Collected data:
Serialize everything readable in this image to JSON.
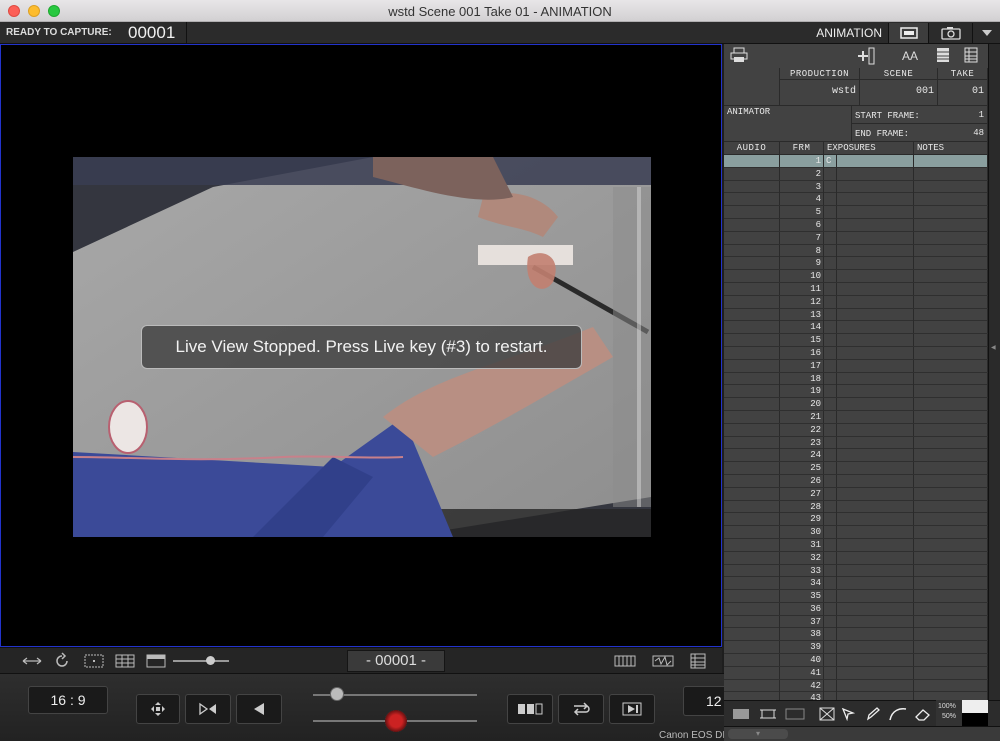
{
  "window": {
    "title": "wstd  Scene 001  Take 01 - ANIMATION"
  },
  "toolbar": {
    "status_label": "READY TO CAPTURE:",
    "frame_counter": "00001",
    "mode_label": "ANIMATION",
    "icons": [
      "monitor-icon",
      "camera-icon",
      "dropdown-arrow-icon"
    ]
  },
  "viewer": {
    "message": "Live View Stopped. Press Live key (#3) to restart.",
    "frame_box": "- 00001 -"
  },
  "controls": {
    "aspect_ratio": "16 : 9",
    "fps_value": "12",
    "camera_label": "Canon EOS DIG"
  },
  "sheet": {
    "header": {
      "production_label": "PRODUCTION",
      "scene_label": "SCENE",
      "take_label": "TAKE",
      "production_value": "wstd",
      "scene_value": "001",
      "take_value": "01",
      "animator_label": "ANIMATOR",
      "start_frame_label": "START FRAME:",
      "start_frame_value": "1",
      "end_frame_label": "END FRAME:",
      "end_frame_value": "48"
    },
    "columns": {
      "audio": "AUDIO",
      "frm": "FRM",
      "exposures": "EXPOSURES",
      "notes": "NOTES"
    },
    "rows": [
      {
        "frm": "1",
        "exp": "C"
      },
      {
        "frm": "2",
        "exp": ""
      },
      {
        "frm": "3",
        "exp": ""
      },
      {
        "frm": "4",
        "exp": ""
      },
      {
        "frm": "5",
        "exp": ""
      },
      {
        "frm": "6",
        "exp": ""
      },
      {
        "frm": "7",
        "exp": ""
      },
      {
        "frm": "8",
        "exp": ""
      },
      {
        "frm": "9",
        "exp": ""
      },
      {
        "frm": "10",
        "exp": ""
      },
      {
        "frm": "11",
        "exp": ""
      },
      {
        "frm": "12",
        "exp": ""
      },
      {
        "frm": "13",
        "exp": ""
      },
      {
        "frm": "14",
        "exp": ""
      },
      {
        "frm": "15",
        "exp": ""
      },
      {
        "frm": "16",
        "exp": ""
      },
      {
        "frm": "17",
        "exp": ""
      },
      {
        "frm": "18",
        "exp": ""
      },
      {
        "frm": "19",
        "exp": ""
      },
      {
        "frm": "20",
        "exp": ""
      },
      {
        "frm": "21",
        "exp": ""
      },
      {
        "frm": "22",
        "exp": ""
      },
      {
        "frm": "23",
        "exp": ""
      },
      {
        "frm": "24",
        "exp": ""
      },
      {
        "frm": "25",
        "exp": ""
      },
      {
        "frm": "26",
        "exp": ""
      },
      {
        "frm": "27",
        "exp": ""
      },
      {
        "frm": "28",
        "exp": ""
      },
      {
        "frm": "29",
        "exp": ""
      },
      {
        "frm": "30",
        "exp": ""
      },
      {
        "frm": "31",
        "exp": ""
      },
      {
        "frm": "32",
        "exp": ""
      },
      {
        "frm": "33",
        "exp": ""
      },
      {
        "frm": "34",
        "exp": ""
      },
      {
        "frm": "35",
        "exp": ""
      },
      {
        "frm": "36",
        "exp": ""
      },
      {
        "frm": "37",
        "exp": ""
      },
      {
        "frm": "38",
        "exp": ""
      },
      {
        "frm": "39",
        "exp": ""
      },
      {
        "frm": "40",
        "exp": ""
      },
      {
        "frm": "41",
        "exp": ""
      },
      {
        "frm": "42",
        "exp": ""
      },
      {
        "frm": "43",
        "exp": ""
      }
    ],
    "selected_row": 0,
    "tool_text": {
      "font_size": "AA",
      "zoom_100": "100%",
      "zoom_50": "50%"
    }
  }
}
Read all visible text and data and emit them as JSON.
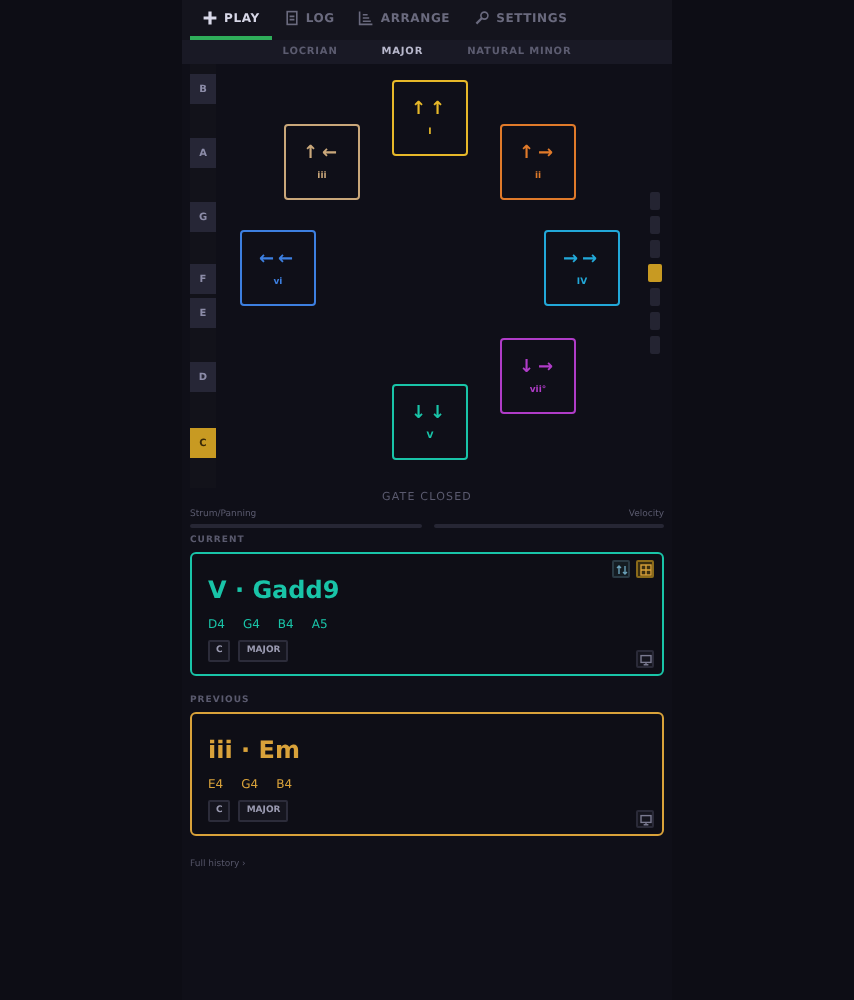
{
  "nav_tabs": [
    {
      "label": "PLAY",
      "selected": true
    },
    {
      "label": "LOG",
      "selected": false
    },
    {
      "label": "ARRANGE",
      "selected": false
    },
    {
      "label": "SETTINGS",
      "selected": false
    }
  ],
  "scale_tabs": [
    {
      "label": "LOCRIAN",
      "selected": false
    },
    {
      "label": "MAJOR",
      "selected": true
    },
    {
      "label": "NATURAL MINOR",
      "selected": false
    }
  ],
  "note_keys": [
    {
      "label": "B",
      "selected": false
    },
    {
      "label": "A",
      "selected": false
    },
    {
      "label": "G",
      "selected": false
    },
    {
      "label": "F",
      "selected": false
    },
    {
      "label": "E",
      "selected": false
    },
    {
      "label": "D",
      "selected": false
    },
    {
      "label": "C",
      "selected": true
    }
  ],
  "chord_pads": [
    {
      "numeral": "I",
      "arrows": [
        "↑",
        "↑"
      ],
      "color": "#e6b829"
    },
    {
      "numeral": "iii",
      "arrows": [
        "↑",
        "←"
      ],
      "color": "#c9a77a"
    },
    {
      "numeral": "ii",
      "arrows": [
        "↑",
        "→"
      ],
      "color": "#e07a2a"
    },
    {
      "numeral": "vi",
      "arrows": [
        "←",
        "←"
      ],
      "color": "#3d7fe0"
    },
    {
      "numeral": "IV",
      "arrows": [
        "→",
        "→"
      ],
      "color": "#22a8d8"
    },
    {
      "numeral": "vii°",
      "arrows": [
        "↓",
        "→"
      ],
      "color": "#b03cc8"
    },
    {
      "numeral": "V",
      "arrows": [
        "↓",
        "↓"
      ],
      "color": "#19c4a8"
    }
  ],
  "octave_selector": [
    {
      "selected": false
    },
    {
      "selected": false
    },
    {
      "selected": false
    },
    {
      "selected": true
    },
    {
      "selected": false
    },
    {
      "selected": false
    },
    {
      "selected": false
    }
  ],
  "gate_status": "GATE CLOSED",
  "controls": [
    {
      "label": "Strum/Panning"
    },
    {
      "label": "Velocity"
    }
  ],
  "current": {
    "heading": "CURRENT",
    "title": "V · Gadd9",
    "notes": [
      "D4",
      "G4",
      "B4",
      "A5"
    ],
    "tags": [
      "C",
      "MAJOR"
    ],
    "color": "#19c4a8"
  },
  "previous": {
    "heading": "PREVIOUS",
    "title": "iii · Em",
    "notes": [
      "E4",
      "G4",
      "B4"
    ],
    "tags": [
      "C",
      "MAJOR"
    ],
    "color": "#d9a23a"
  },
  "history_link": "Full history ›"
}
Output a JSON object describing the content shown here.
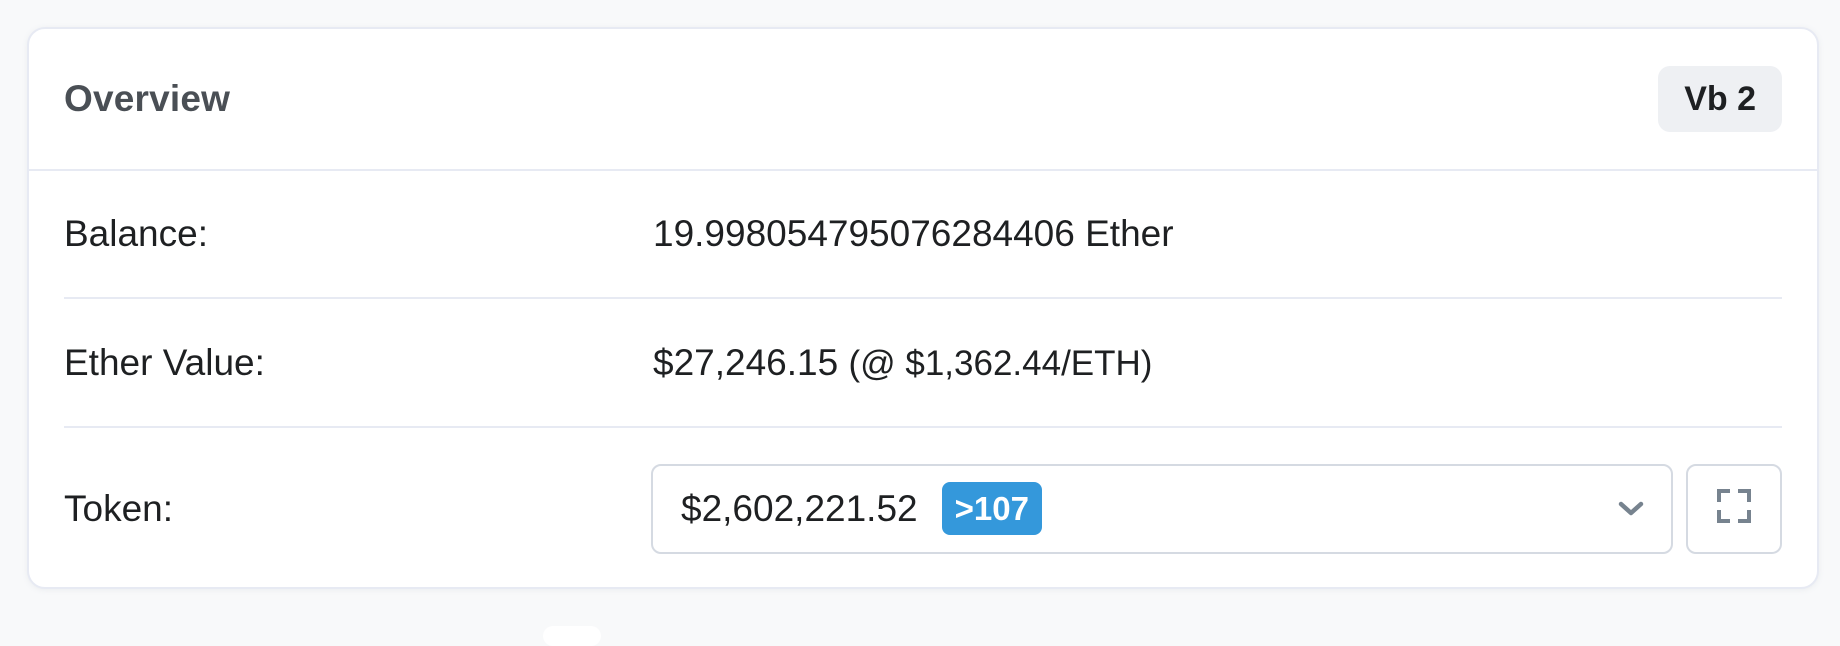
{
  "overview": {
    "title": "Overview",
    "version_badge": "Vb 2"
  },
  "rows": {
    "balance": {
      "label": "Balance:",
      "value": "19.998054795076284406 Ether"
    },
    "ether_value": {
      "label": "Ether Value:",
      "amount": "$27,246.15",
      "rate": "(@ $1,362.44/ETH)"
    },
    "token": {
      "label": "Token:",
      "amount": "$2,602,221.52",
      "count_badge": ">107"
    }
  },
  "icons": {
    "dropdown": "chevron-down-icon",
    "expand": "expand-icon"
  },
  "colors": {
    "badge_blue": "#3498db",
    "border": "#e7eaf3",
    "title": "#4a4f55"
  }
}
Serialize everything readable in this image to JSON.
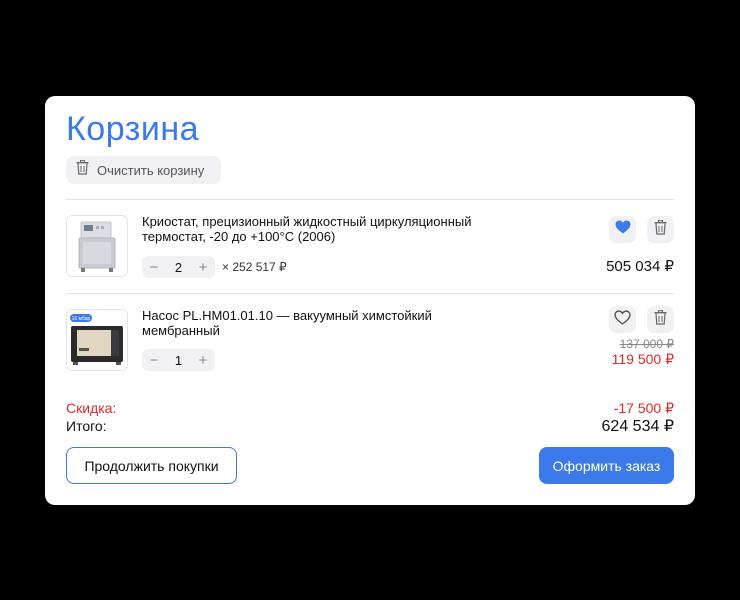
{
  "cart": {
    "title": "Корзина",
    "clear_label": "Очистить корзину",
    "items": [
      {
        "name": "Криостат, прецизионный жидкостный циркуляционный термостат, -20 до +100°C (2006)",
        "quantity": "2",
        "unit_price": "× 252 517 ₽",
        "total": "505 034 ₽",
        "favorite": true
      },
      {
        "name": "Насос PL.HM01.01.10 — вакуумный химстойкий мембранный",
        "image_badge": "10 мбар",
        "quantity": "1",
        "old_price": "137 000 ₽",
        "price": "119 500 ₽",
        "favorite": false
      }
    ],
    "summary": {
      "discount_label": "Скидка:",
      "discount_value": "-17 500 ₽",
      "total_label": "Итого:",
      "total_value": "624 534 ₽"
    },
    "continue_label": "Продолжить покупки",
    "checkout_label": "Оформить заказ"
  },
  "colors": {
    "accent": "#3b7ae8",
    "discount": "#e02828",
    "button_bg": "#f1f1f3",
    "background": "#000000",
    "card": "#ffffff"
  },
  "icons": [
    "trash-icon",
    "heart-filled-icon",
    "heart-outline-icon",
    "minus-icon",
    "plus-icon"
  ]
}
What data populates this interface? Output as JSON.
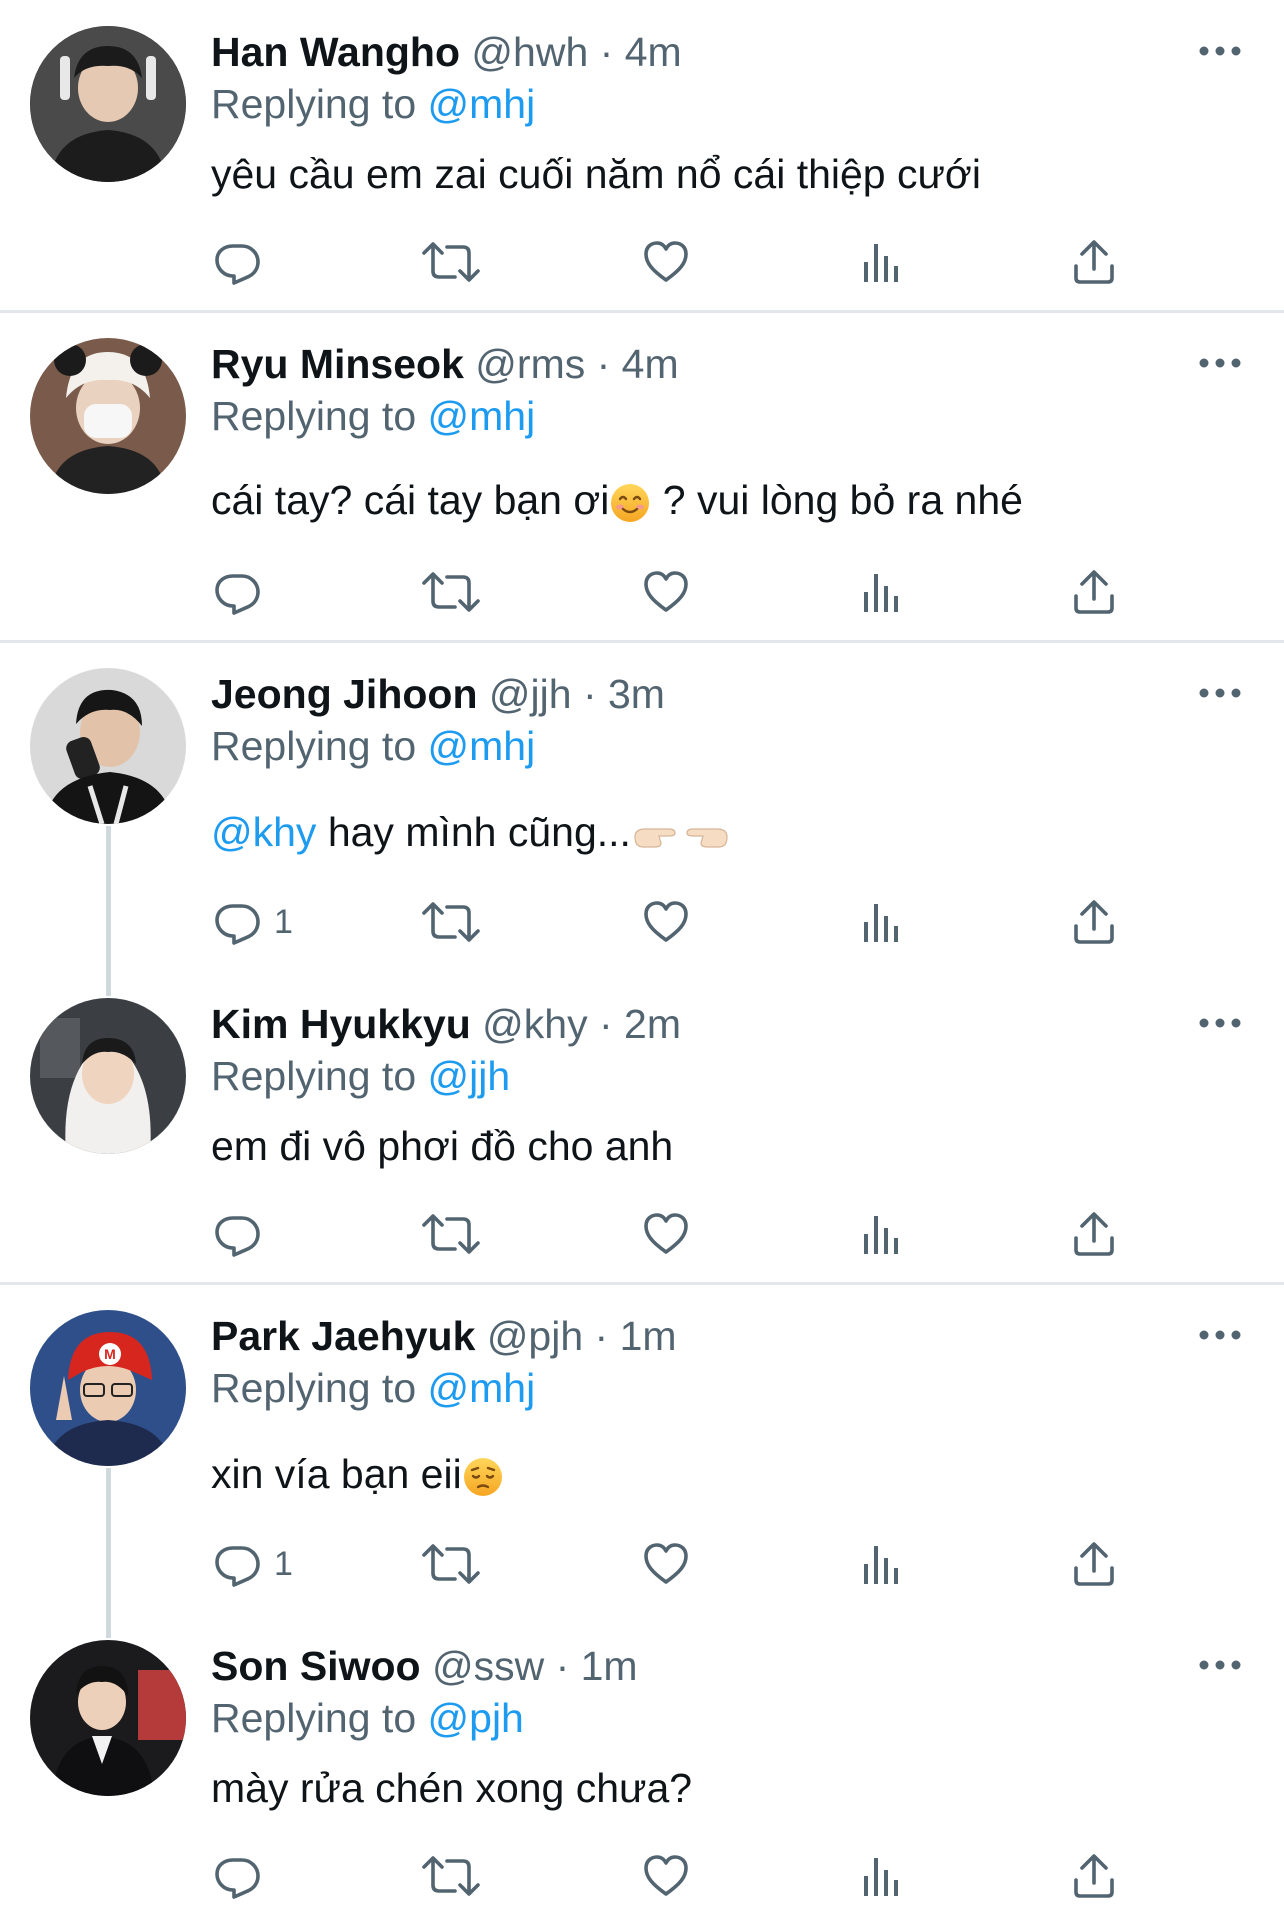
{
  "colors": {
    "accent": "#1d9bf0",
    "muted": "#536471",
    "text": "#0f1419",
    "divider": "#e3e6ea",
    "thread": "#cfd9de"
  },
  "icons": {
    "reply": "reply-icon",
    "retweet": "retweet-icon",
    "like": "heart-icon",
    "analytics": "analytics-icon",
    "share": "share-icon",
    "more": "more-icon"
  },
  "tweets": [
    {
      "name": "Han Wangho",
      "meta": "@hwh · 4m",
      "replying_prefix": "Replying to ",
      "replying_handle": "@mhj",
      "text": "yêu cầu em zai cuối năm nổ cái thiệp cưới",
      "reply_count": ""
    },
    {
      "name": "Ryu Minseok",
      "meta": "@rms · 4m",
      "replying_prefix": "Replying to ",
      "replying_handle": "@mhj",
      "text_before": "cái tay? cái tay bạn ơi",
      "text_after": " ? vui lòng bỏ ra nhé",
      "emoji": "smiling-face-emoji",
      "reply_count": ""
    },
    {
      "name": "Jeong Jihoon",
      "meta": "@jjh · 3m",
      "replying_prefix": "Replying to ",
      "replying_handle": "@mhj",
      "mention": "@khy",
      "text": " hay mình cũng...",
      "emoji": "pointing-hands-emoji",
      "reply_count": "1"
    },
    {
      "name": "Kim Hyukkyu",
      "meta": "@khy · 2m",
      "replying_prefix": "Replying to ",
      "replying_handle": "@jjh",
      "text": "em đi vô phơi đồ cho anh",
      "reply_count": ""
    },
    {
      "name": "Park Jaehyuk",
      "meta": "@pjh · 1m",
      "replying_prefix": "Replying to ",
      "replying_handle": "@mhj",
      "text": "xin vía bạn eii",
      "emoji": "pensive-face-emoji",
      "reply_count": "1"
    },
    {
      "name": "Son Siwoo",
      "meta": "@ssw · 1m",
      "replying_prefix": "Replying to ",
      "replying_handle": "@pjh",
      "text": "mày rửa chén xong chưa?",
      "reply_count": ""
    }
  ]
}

= Do this =
Pull out every line of the records above that contains the word "heart".

= Answer to this exercise =
    "heart-filled-icon",
    "heart-outline-icon",
    "like": "heart-icon",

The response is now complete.